*** Texte fourni ***

JE SENS DONC JE SUIS

A l'occasion de visites récentes à mon atelier cet hiver, je remarquai les résonances chez ceux qui regardaient mes peintures. Me reviennent alors les conversations autour du tableau « Le défenseur des failles » qui, clairement pour moi est l'expression d'un gardien opinîatre. Le départ de cette oeuvre m'a d'abord échappé des doigts. J'ai laissé passer le murmure intérieur qui devenait vrombissement à mesure que les pinceaux progressaient. Cette présence s'est imposée et j'ai accepté la rencontre.

Certains y voient un phénix.

Je comprends cette vision. Le regard est propre à chacun, comme le sentir.

Parce que fiable, c'est à la sensation que je fais le plus confiance, le corps est sincère, sans filtre, il capte. Les réflexions purement intellectuelles glissent et ne trouvent aucune aspérité à l'arborescence de mon attention.

Mon mental est cablé de telle façon que la connexion se neutralise dès que je suis en zone “échange - 100% analytique”.

Je me rappelle d'une expérience très forte datant de 2006 avec la peinture d'un autre artiste.

***

Exercices et consignes:
a) Les affirmations suivantes sont-elles conformes au texte « Je sens donc je suis » ? (i) Les visites à l'atelier ont eu lieu cet hiver. (ii) Certains voient un phénix dans le tableau. (iii) La plus grande confiance va aux réflexions purement intellectuelles. Pour chacune, répondez par oui ou non en citant exactement les mots du texte qui tranchent.
b) Recopiez mot pour mot, s'il vous plaît, le passage du texte « Je sens donc je suis » allant de « Je comprends cette » jusqu'à « d'un autre artiste. » inclus.

*** Entrées ***

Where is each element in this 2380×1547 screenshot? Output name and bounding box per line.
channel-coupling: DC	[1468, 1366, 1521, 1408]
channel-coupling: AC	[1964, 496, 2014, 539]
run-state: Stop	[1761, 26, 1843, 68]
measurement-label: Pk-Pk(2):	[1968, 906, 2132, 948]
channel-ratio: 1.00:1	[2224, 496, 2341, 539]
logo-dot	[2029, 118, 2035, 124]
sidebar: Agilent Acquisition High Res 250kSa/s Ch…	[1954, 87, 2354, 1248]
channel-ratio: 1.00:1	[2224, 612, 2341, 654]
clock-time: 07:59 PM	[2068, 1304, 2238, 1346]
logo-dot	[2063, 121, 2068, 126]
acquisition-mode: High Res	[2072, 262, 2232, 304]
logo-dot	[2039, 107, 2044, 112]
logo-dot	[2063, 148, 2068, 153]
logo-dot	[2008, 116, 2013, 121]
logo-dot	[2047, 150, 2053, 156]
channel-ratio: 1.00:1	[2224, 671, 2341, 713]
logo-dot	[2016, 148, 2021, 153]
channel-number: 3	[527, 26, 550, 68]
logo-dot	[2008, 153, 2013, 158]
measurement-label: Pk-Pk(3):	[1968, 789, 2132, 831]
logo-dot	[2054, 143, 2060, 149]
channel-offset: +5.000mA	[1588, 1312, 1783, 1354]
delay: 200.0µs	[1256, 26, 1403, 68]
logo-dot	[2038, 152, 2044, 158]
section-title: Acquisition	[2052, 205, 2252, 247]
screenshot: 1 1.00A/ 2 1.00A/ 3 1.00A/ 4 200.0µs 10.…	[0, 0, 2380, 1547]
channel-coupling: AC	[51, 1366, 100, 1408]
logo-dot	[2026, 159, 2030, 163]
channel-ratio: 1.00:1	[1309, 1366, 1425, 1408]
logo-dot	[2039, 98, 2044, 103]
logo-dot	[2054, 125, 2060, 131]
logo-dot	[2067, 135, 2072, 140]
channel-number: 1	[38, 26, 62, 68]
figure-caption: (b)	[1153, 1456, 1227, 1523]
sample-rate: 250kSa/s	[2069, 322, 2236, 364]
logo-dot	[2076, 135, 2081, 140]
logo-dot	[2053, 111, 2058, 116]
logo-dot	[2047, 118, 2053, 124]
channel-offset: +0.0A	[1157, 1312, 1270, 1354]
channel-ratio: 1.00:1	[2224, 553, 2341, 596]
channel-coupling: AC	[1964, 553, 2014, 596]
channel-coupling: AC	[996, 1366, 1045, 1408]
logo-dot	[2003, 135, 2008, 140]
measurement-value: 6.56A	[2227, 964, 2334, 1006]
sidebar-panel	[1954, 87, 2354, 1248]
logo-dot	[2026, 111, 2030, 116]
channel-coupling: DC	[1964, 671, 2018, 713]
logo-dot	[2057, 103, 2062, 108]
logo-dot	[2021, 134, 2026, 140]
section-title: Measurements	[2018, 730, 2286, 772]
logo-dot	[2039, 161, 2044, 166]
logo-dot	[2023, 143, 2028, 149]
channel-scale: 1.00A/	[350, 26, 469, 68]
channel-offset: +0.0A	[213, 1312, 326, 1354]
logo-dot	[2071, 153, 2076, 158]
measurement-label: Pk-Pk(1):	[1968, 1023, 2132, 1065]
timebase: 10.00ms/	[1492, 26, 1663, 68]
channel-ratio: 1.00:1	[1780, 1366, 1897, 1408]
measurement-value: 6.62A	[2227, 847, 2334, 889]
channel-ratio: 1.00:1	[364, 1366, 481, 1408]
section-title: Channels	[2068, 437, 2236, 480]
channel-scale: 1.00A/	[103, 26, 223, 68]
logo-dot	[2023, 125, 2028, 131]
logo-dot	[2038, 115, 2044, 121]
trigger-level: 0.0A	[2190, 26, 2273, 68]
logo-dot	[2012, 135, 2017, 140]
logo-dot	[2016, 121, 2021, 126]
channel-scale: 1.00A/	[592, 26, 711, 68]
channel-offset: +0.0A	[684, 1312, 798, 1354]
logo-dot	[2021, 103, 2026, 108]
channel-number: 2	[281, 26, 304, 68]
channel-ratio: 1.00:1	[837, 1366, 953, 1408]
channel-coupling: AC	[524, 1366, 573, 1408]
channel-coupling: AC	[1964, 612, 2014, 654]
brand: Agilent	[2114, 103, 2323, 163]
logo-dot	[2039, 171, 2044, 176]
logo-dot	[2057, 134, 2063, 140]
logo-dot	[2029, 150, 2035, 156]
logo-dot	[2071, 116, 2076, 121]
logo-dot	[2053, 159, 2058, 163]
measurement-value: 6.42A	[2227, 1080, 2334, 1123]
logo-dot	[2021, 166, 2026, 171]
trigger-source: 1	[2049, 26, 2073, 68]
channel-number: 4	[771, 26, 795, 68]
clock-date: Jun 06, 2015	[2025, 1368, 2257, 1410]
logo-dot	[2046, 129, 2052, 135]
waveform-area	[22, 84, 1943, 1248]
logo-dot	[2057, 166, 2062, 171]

***

Corrigé:
a)
(i) Oui : « visites récentes à mon atelier cet hiver ».
(ii) Oui : « Certains y voient un phénix. »
(iii) Non : « c'est à la sensation que je fais le plus confiance ».

b)
Je comprends cette vision. Le regard est propre à chacun, comme le sentir.

Parce que fiable, c'est à la sensation que je fais le plus confiance, le corps est sincère, sans filtre, il capte. Les réflexions purement intellectuelles glissent et ne trouvent aucune aspérité à l'arborescence de mon attention.

Mon mental est cablé de telle façon que la connexion se neutralise dès que je suis en zone “échange - 100% analytique”.

Je me rappelle d'une expérience très forte datant de 2006 avec la peinture d'un autre artiste.